| EXERCISE PROMPT |
All of the data below should be written out exactly.

START RECORDS FOR THE TASK

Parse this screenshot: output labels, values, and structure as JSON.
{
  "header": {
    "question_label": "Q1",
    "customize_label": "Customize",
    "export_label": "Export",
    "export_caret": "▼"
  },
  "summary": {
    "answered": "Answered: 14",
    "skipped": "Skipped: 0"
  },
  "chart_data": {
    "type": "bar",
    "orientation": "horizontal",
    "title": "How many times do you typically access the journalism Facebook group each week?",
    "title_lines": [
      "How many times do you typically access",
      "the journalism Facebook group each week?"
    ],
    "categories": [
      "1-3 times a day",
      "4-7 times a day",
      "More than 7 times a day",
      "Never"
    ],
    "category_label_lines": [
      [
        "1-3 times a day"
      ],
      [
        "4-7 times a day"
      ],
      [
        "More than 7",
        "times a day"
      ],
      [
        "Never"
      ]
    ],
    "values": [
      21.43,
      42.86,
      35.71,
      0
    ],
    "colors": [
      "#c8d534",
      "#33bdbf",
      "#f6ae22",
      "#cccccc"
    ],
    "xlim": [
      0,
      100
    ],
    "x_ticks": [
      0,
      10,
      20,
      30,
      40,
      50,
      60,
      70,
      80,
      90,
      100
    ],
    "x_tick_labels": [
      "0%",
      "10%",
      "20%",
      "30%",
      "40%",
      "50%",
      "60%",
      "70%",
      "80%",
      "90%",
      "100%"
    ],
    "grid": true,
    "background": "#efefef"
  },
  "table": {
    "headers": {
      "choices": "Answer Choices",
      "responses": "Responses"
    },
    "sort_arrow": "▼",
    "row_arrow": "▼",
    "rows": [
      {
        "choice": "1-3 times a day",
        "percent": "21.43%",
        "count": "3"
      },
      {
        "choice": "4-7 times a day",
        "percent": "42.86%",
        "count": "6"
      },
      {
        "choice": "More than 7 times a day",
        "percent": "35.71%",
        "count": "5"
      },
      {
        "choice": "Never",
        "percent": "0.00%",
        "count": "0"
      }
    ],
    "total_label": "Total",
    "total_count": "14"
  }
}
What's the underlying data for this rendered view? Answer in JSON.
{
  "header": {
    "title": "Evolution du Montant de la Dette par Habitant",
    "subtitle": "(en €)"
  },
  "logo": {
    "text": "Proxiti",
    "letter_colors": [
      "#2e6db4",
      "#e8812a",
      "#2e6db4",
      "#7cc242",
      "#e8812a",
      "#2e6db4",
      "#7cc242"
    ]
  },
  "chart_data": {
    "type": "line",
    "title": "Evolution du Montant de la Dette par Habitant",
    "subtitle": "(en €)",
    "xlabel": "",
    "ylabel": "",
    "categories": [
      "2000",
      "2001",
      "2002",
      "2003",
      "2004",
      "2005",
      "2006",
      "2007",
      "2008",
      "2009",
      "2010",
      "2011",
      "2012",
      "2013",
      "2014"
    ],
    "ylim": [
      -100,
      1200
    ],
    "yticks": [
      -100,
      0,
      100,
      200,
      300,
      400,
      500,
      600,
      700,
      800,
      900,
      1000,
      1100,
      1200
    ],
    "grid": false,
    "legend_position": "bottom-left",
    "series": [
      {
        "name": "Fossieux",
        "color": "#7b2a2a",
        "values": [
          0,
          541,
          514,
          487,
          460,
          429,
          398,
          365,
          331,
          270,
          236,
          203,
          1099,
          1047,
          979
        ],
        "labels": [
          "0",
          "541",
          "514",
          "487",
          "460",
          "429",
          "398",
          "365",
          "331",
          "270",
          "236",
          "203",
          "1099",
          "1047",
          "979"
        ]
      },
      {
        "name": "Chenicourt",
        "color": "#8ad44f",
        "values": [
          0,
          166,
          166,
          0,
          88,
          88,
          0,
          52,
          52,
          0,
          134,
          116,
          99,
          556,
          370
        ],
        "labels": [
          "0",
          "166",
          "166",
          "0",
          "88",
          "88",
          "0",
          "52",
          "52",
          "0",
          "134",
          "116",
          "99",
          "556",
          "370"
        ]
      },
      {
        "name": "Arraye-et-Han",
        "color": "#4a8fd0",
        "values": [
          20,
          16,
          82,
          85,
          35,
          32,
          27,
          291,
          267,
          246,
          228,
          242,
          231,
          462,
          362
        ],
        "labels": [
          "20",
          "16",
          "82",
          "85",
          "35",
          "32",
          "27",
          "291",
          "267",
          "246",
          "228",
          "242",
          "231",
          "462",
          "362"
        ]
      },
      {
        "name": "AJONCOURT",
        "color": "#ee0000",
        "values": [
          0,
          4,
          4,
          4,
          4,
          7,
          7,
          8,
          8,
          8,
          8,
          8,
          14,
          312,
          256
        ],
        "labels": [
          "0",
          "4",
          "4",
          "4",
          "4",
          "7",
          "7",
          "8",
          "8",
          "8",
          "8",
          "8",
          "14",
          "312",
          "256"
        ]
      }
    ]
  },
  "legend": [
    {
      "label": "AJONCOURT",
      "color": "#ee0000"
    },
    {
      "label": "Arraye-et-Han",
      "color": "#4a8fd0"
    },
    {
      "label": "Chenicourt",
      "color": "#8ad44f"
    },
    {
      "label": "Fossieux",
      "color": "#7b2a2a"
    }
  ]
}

END RECORDS FOR THE TASK

| SOLUTION FOR THIS TASK |
Parse this screenshot: output labels, values, and structure as JSON.
{
  "header": {
    "question_label": "Q1",
    "customize_label": "Customize",
    "export_label": "Export",
    "export_caret": "▼"
  },
  "summary": {
    "answered": "Answered: 14",
    "skipped": "Skipped: 0"
  },
  "chart_data": {
    "type": "bar",
    "orientation": "horizontal",
    "title": "How many times do you typically access the journalism Facebook group each week?",
    "title_lines": [
      "How many times do you typically access",
      "the journalism Facebook group each week?"
    ],
    "categories": [
      "1-3 times a day",
      "4-7 times a day",
      "More than 7 times a day",
      "Never"
    ],
    "category_label_lines": [
      [
        "1-3 times a day"
      ],
      [
        "4-7 times a day"
      ],
      [
        "More than 7",
        "times a day"
      ],
      [
        "Never"
      ]
    ],
    "values": [
      21.43,
      42.86,
      35.71,
      0
    ],
    "colors": [
      "#c8d534",
      "#33bdbf",
      "#f6ae22",
      "#cccccc"
    ],
    "xlim": [
      0,
      100
    ],
    "x_ticks": [
      0,
      10,
      20,
      30,
      40,
      50,
      60,
      70,
      80,
      90,
      100
    ],
    "x_tick_labels": [
      "0%",
      "10%",
      "20%",
      "30%",
      "40%",
      "50%",
      "60%",
      "70%",
      "80%",
      "90%",
      "100%"
    ],
    "grid": true,
    "background": "#efefef"
  },
  "table": {
    "headers": {
      "choices": "Answer Choices",
      "responses": "Responses"
    },
    "sort_arrow": "▼",
    "row_arrow": "▼",
    "rows": [
      {
        "choice": "1-3 times a day",
        "percent": "21.43%",
        "count": "3"
      },
      {
        "choice": "4-7 times a day",
        "percent": "42.86%",
        "count": "6"
      },
      {
        "choice": "More than 7 times a day",
        "percent": "35.71%",
        "count": "5"
      },
      {
        "choice": "Never",
        "percent": "0.00%",
        "count": "0"
      }
    ],
    "total_label": "Total",
    "total_count": "14"
  }
}
What's the underlying data for this rendered view? Answer in JSON.
{
  "header": {
    "title": "Evolution du Montant de la Dette par Habitant",
    "subtitle": "(en €)"
  },
  "logo": {
    "text": "Proxiti",
    "letter_colors": [
      "#2e6db4",
      "#e8812a",
      "#2e6db4",
      "#7cc242",
      "#e8812a",
      "#2e6db4",
      "#7cc242"
    ]
  },
  "chart_data": {
    "type": "line",
    "title": "Evolution du Montant de la Dette par Habitant",
    "subtitle": "(en €)",
    "xlabel": "",
    "ylabel": "",
    "categories": [
      "2000",
      "2001",
      "2002",
      "2003",
      "2004",
      "2005",
      "2006",
      "2007",
      "2008",
      "2009",
      "2010",
      "2011",
      "2012",
      "2013",
      "2014"
    ],
    "ylim": [
      -100,
      1200
    ],
    "yticks": [
      -100,
      0,
      100,
      200,
      300,
      400,
      500,
      600,
      700,
      800,
      900,
      1000,
      1100,
      1200
    ],
    "grid": false,
    "legend_position": "bottom-left",
    "series": [
      {
        "name": "Fossieux",
        "color": "#7b2a2a",
        "values": [
          0,
          541,
          514,
          487,
          460,
          429,
          398,
          365,
          331,
          270,
          236,
          203,
          1099,
          1047,
          979
        ],
        "labels": [
          "0",
          "541",
          "514",
          "487",
          "460",
          "429",
          "398",
          "365",
          "331",
          "270",
          "236",
          "203",
          "1099",
          "1047",
          "979"
        ]
      },
      {
        "name": "Chenicourt",
        "color": "#8ad44f",
        "values": [
          0,
          166,
          166,
          0,
          88,
          88,
          0,
          52,
          52,
          0,
          134,
          116,
          99,
          556,
          370
        ],
        "labels": [
          "0",
          "166",
          "166",
          "0",
          "88",
          "88",
          "0",
          "52",
          "52",
          "0",
          "134",
          "116",
          "99",
          "556",
          "370"
        ]
      },
      {
        "name": "Arraye-et-Han",
        "color": "#4a8fd0",
        "values": [
          20,
          16,
          82,
          85,
          35,
          32,
          27,
          291,
          267,
          246,
          228,
          242,
          231,
          462,
          362
        ],
        "labels": [
          "20",
          "16",
          "82",
          "85",
          "35",
          "32",
          "27",
          "291",
          "267",
          "246",
          "228",
          "242",
          "231",
          "462",
          "362"
        ]
      },
      {
        "name": "AJONCOURT",
        "color": "#ee0000",
        "values": [
          0,
          4,
          4,
          4,
          4,
          7,
          7,
          8,
          8,
          8,
          8,
          8,
          14,
          312,
          256
        ],
        "labels": [
          "0",
          "4",
          "4",
          "4",
          "4",
          "7",
          "7",
          "8",
          "8",
          "8",
          "8",
          "8",
          "14",
          "312",
          "256"
        ]
      }
    ]
  },
  "legend": [
    {
      "label": "AJONCOURT",
      "color": "#ee0000"
    },
    {
      "label": "Arraye-et-Han",
      "color": "#4a8fd0"
    },
    {
      "label": "Chenicourt",
      "color": "#8ad44f"
    },
    {
      "label": "Fossieux",
      "color": "#7b2a2a"
    }
  ]
}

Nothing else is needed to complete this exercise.